Stated task - Set down all of the data that follows word for word, without the images.

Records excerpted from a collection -

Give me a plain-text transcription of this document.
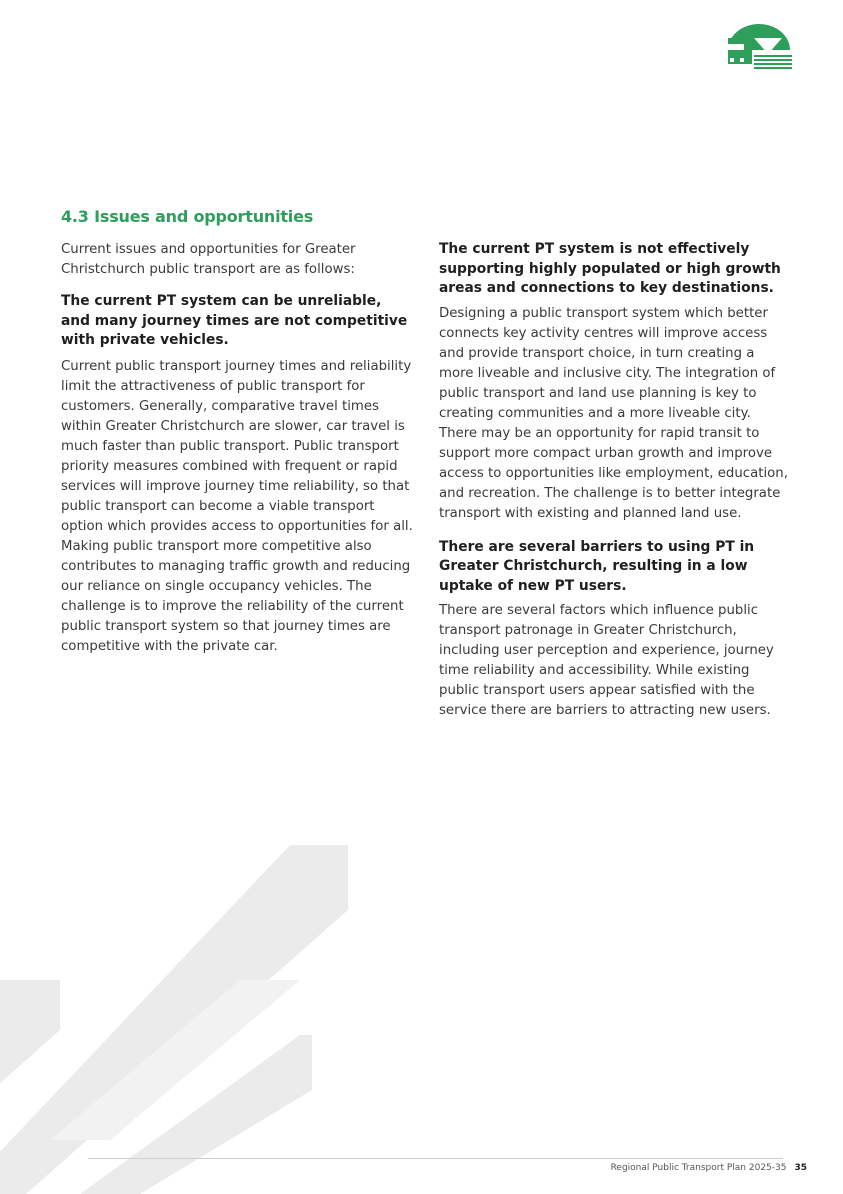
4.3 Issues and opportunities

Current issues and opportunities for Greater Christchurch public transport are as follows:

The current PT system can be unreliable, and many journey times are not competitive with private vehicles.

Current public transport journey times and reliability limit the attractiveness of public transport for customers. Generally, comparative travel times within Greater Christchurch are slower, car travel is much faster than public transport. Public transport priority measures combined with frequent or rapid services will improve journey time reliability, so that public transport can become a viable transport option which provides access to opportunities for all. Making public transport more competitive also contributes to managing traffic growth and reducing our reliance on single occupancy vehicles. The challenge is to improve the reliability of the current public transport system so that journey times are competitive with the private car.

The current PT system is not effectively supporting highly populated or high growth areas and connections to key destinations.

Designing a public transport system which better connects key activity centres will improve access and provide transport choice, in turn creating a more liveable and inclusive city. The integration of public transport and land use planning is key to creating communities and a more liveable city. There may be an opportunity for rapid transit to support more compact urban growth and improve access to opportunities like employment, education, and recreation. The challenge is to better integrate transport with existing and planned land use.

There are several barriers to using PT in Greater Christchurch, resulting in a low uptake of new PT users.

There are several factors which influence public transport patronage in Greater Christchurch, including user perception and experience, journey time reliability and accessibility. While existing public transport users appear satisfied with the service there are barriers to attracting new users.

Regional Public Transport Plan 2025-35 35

Final result -
Give me a plain-text transcription of this document.
4.3 Issues and opportunities

Current issues and opportunities for Greater Christchurch public transport are as follows:

The current PT system can be unreliable, and many journey times are not competitive with private vehicles.

Current public transport journey times and reliability limit the attractiveness of public transport for customers. Generally, comparative travel times within Greater Christchurch are slower, car travel is much faster than public transport. Public transport priority measures combined with frequent or rapid services will improve journey time reliability, so that public transport can become a viable transport option which provides access to opportunities for all. Making public transport more competitive also contributes to managing traffic growth and reducing our reliance on single occupancy vehicles. The challenge is to improve the reliability of the current public transport system so that journey times are competitive with the private car.

The current PT system is not effectively supporting highly populated or high growth areas and connections to key destinations.

Designing a public transport system which better connects key activity centres will improve access and provide transport choice, in turn creating a more liveable and inclusive city. The integration of public transport and land use planning is key to creating communities and a more liveable city. There may be an opportunity for rapid transit to support more compact urban growth and improve access to opportunities like employment, education, and recreation. The challenge is to better integrate transport with existing and planned land use.

There are several barriers to using PT in Greater Christchurch, resulting in a low uptake of new PT users.

There are several factors which influence public transport patronage in Greater Christchurch, including user perception and experience, journey time reliability and accessibility. While existing public transport users appear satisfied with the service there are barriers to attracting new users.

Regional Public Transport Plan 2025-35 35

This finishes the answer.